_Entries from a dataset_
>>>
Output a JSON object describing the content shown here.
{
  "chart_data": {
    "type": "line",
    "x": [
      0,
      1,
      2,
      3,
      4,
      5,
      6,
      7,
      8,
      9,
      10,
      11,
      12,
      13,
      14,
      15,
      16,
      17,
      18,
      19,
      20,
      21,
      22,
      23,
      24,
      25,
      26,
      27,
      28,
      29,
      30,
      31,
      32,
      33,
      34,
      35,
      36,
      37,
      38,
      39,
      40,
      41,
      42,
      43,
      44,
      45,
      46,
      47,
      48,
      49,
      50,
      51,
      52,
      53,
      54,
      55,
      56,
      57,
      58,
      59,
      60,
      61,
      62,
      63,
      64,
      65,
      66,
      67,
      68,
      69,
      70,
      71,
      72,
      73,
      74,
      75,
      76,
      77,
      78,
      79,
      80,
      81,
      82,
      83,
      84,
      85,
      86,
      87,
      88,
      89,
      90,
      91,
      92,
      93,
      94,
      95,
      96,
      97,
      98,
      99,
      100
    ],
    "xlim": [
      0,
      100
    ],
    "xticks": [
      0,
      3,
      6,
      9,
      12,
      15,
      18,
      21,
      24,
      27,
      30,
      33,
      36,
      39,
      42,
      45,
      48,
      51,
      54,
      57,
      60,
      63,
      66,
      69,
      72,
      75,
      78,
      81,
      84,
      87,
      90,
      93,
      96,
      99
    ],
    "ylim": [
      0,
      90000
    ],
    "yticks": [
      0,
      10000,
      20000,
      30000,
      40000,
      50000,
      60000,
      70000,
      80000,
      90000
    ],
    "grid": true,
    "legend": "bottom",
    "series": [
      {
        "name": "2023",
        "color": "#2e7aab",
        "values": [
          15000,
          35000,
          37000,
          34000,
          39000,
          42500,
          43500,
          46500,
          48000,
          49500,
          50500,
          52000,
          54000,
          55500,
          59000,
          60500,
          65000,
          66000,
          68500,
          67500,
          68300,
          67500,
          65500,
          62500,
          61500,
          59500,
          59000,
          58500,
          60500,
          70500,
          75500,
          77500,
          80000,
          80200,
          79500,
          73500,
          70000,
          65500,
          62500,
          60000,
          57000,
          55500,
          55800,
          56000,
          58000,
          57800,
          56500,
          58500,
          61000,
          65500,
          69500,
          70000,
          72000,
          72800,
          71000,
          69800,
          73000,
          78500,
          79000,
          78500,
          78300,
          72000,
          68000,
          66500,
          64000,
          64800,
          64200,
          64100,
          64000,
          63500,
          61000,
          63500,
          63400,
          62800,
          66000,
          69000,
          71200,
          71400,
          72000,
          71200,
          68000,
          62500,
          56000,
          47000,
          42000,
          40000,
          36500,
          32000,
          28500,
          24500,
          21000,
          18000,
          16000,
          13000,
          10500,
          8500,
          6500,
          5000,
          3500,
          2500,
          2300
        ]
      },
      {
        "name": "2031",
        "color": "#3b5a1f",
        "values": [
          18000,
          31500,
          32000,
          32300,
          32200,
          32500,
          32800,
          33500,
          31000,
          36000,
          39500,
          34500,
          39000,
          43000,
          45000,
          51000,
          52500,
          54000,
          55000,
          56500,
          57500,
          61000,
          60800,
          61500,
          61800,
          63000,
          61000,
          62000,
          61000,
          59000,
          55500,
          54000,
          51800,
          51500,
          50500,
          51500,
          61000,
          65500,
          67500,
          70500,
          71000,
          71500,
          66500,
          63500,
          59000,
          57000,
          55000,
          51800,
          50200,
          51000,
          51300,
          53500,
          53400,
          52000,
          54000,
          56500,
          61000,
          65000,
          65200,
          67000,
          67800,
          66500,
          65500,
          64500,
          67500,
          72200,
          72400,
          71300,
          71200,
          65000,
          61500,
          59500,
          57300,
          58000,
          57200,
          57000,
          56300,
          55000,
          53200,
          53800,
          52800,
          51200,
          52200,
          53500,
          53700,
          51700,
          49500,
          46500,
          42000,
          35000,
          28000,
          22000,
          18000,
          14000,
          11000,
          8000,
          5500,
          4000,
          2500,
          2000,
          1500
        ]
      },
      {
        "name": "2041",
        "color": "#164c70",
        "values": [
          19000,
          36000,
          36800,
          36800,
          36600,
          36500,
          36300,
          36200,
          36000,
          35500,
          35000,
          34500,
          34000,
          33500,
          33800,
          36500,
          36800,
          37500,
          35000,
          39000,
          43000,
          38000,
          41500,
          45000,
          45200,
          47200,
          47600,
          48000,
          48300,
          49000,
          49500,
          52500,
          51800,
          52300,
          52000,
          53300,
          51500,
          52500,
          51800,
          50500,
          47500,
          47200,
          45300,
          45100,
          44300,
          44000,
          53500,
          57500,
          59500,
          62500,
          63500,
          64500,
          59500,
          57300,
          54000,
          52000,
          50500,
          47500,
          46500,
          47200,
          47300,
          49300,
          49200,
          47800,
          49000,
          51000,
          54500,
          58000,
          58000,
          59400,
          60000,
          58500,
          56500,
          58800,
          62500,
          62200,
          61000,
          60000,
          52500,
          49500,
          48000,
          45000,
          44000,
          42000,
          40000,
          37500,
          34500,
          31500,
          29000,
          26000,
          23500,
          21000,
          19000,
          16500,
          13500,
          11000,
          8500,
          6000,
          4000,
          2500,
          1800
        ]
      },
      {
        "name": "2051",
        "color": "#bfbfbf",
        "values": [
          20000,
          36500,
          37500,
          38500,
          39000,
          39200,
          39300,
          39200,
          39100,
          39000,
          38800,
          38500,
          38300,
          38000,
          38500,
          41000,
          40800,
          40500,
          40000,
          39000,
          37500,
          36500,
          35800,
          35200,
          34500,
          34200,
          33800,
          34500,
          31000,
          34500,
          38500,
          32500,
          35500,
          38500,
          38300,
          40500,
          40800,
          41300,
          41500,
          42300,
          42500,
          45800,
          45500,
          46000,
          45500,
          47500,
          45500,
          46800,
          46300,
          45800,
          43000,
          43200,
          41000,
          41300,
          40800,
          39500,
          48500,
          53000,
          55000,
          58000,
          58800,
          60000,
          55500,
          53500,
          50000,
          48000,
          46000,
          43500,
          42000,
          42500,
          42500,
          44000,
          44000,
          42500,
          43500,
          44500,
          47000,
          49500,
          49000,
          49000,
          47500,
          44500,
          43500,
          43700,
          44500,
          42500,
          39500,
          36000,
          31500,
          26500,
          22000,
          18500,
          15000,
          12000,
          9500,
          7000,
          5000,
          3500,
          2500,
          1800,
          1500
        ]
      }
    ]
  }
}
<<<
_Aim_
Pull out every line above that holds the word "name".

_Reply_
        "name": "2023",
        "name": "2031",
        "name": "2041",
        "name": "2051",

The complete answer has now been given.